[Stored dataset items]
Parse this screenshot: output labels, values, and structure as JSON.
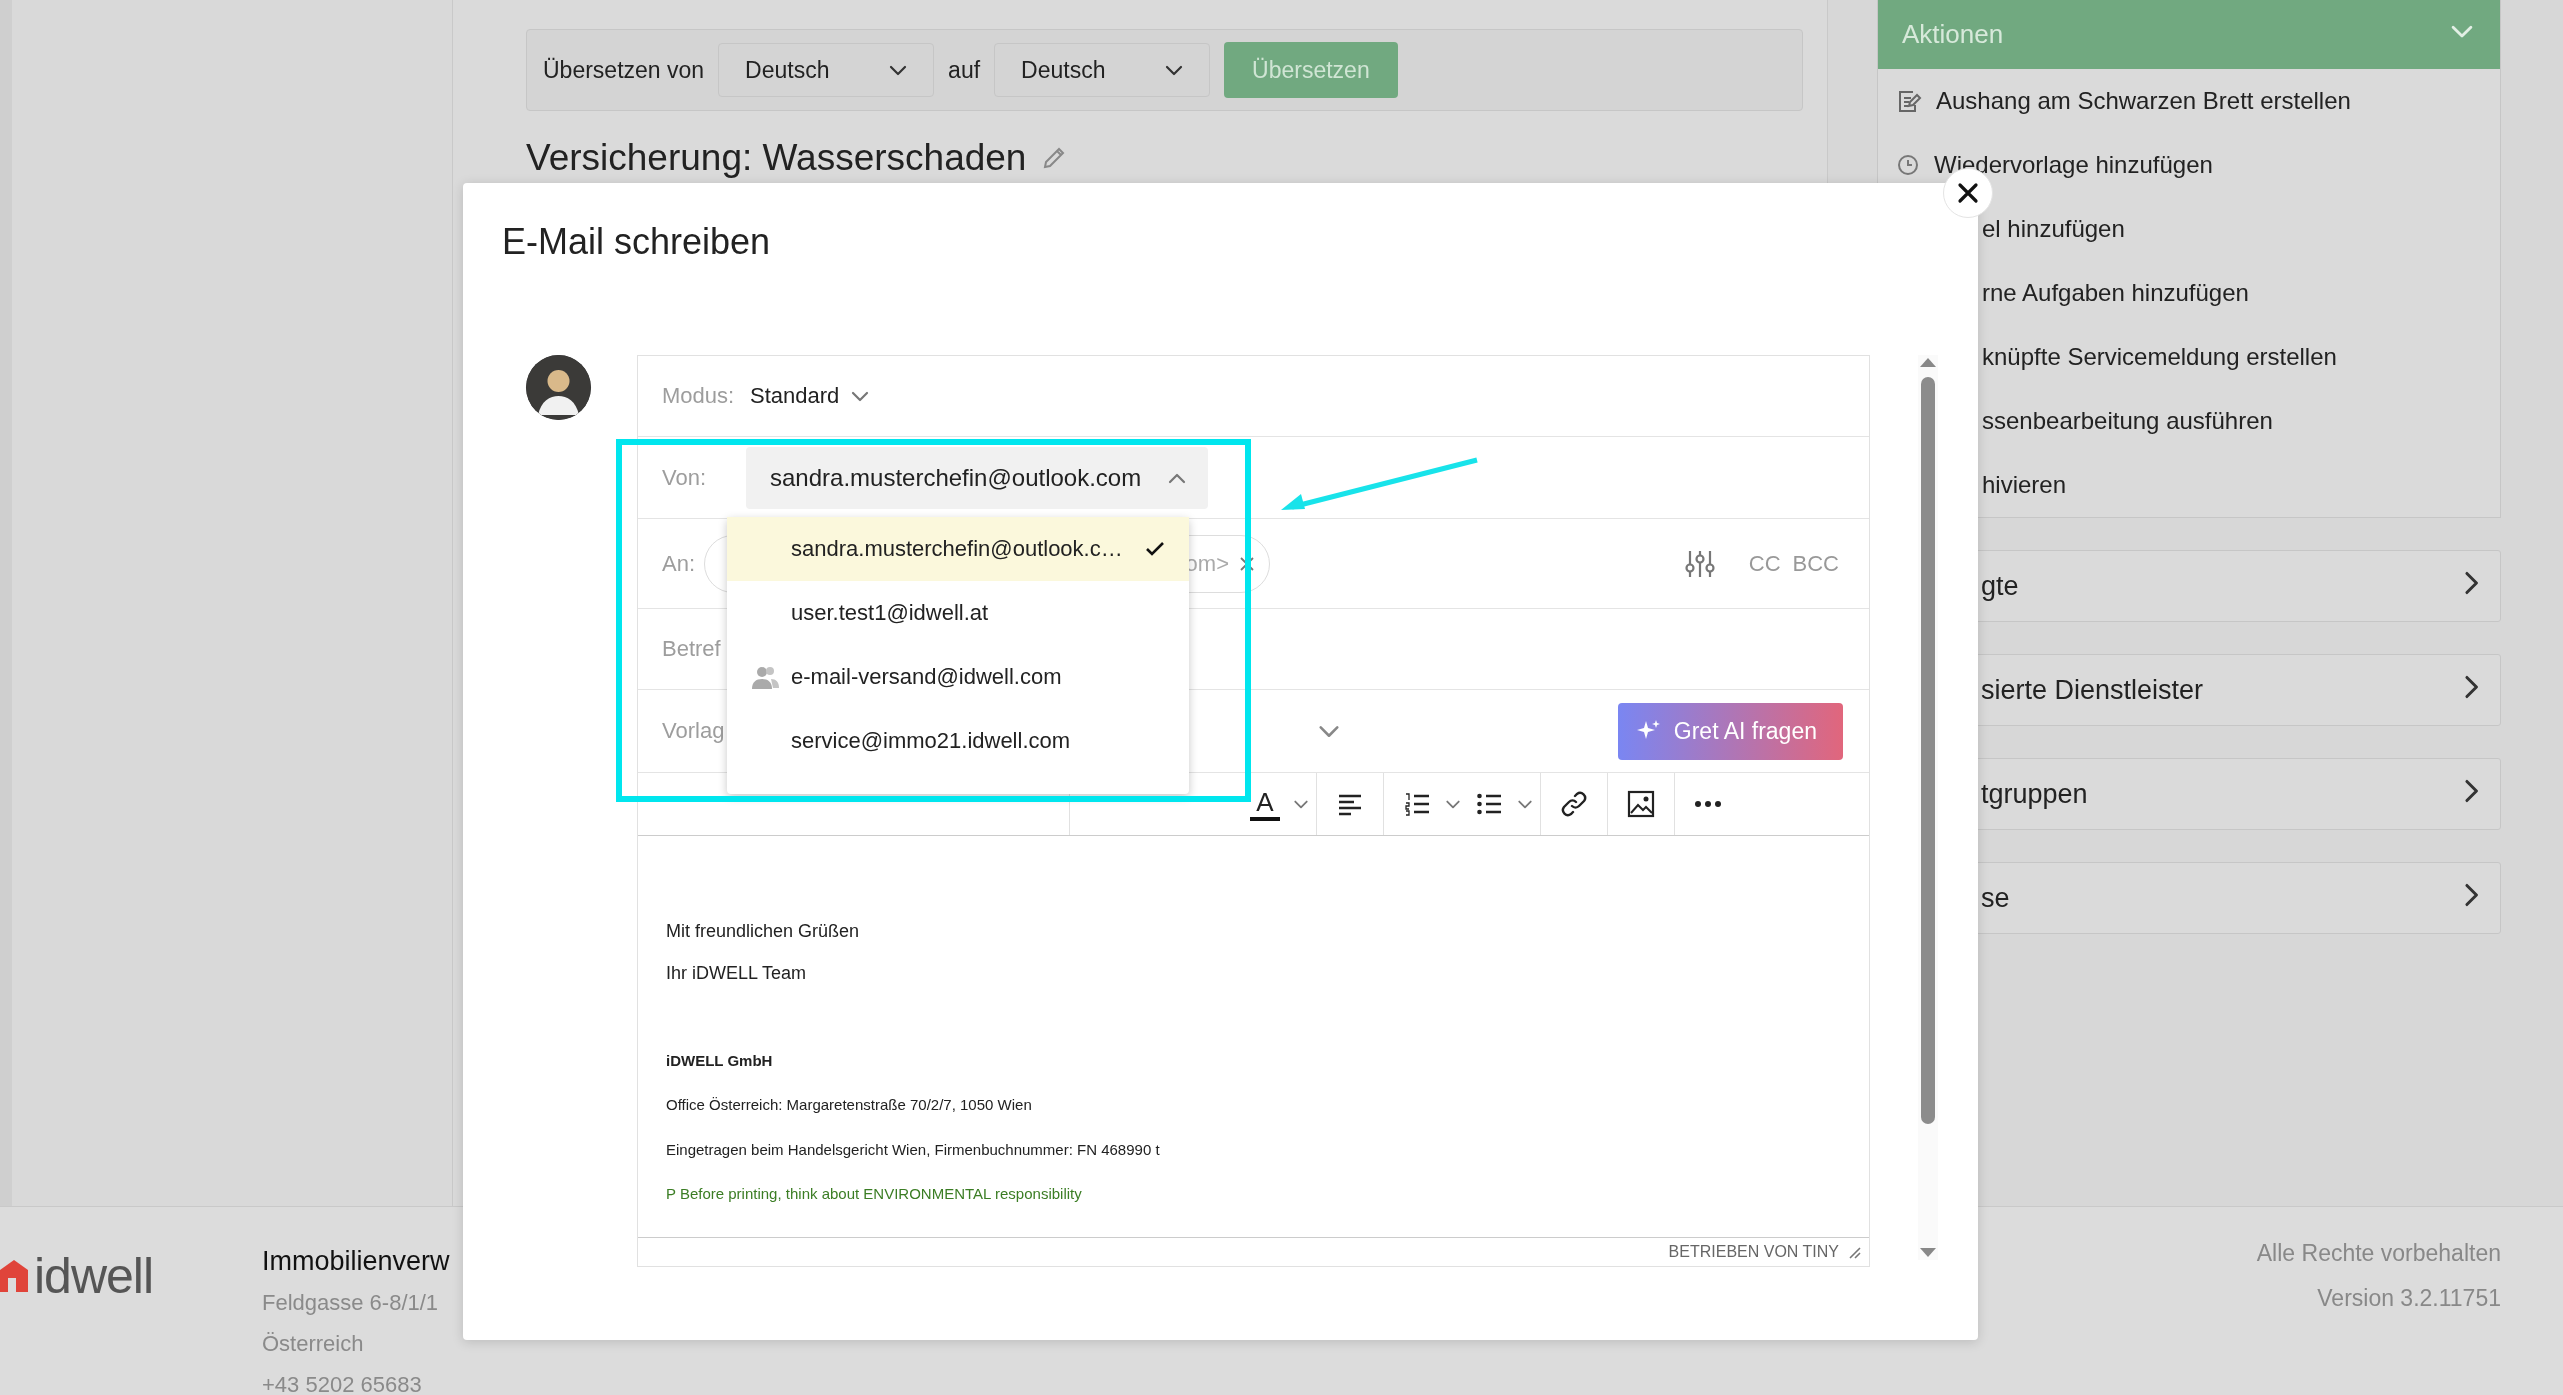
{
  "translate_bar": {
    "label": "Übersetzen von",
    "from": "Deutsch",
    "connector": "auf",
    "to": "Deutsch",
    "button": "Übersetzen"
  },
  "page_title": "Versicherung: Wasserschaden",
  "actions_panel": {
    "title": "Aktionen",
    "expanded": true,
    "items": [
      {
        "kind": "note",
        "label": "Aushang am Schwarzen Brett erstellen"
      },
      {
        "kind": "clock",
        "label": "Wiedervorlage hinzufügen"
      },
      {
        "kind": "clipped",
        "label": "el hinzufügen"
      },
      {
        "kind": "clipped",
        "label": "rne Aufgaben hinzufügen"
      },
      {
        "kind": "clipped",
        "label": "knüpfte Servicemeldung erstellen"
      },
      {
        "kind": "clipped",
        "label": "ssenbearbeitung ausführen"
      },
      {
        "kind": "clipped",
        "label": "hivieren"
      }
    ]
  },
  "collapsed_panels": [
    {
      "label": "gte",
      "expanded": false
    },
    {
      "label": "sierte Dienstleister",
      "expanded": false
    },
    {
      "label": "tgruppen",
      "expanded": false
    },
    {
      "label": "se",
      "expanded": false
    }
  ],
  "footer": {
    "brand": "idwell",
    "address": [
      "Immobilienverw",
      "Feldgasse 6-8/1/1",
      "Österreich",
      "+43 5202 65683"
    ],
    "rights": "Alle Rechte vorbehalten",
    "version": "Version 3.2.11751"
  },
  "dialog": {
    "title": "E-Mail schreiben",
    "mode": {
      "label": "Modus:",
      "value": "Standard"
    },
    "from": {
      "label": "Von:",
      "value": "sandra.musterchefin@outlook.com",
      "expanded": true,
      "options": [
        {
          "label": "sandra.musterchefin@outlook.c…",
          "selected": true,
          "kind": "address"
        },
        {
          "label": "user.test1@idwell.at",
          "selected": false,
          "kind": "address"
        },
        {
          "label": "e-mail-versand@idwell.com",
          "selected": false,
          "kind": "group"
        },
        {
          "label": "service@immo21.idwell.com",
          "selected": false,
          "kind": "address"
        }
      ]
    },
    "to": {
      "label": "An:",
      "recipient": "om>",
      "cc": "CC",
      "bcc": "BCC"
    },
    "subject": {
      "label": "Betref"
    },
    "template": {
      "label": "Vorlag"
    },
    "ai_button": "Gret AI fragen",
    "toolbar": {
      "format": [
        {
          "kind": "color",
          "label": "A"
        }
      ]
    },
    "body": [
      {
        "kind": "text",
        "text": "Mit freundlichen Grüßen"
      },
      {
        "kind": "text",
        "text": "Ihr iDWELL Team"
      },
      {
        "kind": "heading",
        "text": "iDWELL GmbH"
      },
      {
        "kind": "small",
        "text": "Office Österreich: Margaretenstraße 70/2/7, 1050 Wien"
      },
      {
        "kind": "small",
        "text": "Eingetragen beim Handelsgericht Wien, Firmenbuchnummer: FN 468990 t"
      },
      {
        "kind": "note",
        "text": "P Before printing, think about ENVIRONMENTAL responsibility"
      }
    ],
    "status": "BETRIEBEN VON TINY"
  }
}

> Your task
Transcribe every line from the records above without alteration, and leave out the images.

> Response
Parse this screenshot: output labels, values, and structure as JSON.
{
  "translate_bar": {
    "label": "Übersetzen von",
    "from": "Deutsch",
    "connector": "auf",
    "to": "Deutsch",
    "button": "Übersetzen"
  },
  "page_title": "Versicherung: Wasserschaden",
  "actions_panel": {
    "title": "Aktionen",
    "expanded": true,
    "items": [
      {
        "kind": "note",
        "label": "Aushang am Schwarzen Brett erstellen"
      },
      {
        "kind": "clock",
        "label": "Wiedervorlage hinzufügen"
      },
      {
        "kind": "clipped",
        "label": "el hinzufügen"
      },
      {
        "kind": "clipped",
        "label": "rne Aufgaben hinzufügen"
      },
      {
        "kind": "clipped",
        "label": "knüpfte Servicemeldung erstellen"
      },
      {
        "kind": "clipped",
        "label": "ssenbearbeitung ausführen"
      },
      {
        "kind": "clipped",
        "label": "hivieren"
      }
    ]
  },
  "collapsed_panels": [
    {
      "label": "gte",
      "expanded": false
    },
    {
      "label": "sierte Dienstleister",
      "expanded": false
    },
    {
      "label": "tgruppen",
      "expanded": false
    },
    {
      "label": "se",
      "expanded": false
    }
  ],
  "footer": {
    "brand": "idwell",
    "address": [
      "Immobilienverw",
      "Feldgasse 6-8/1/1",
      "Österreich",
      "+43 5202 65683"
    ],
    "rights": "Alle Rechte vorbehalten",
    "version": "Version 3.2.11751"
  },
  "dialog": {
    "title": "E-Mail schreiben",
    "mode": {
      "label": "Modus:",
      "value": "Standard"
    },
    "from": {
      "label": "Von:",
      "value": "sandra.musterchefin@outlook.com",
      "expanded": true,
      "options": [
        {
          "label": "sandra.musterchefin@outlook.c…",
          "selected": true,
          "kind": "address"
        },
        {
          "label": "user.test1@idwell.at",
          "selected": false,
          "kind": "address"
        },
        {
          "label": "e-mail-versand@idwell.com",
          "selected": false,
          "kind": "group"
        },
        {
          "label": "service@immo21.idwell.com",
          "selected": false,
          "kind": "address"
        }
      ]
    },
    "to": {
      "label": "An:",
      "recipient": "om>",
      "cc": "CC",
      "bcc": "BCC"
    },
    "subject": {
      "label": "Betref"
    },
    "template": {
      "label": "Vorlag"
    },
    "ai_button": "Gret AI fragen",
    "toolbar": {
      "format": [
        {
          "kind": "color",
          "label": "A"
        }
      ]
    },
    "body": [
      {
        "kind": "text",
        "text": "Mit freundlichen Grüßen"
      },
      {
        "kind": "text",
        "text": "Ihr iDWELL Team"
      },
      {
        "kind": "heading",
        "text": "iDWELL GmbH"
      },
      {
        "kind": "small",
        "text": "Office Österreich: Margaretenstraße 70/2/7, 1050 Wien"
      },
      {
        "kind": "small",
        "text": "Eingetragen beim Handelsgericht Wien, Firmenbuchnummer: FN 468990 t"
      },
      {
        "kind": "note",
        "text": "P Before printing, think about ENVIRONMENTAL responsibility"
      }
    ],
    "status": "BETRIEBEN VON TINY"
  }
}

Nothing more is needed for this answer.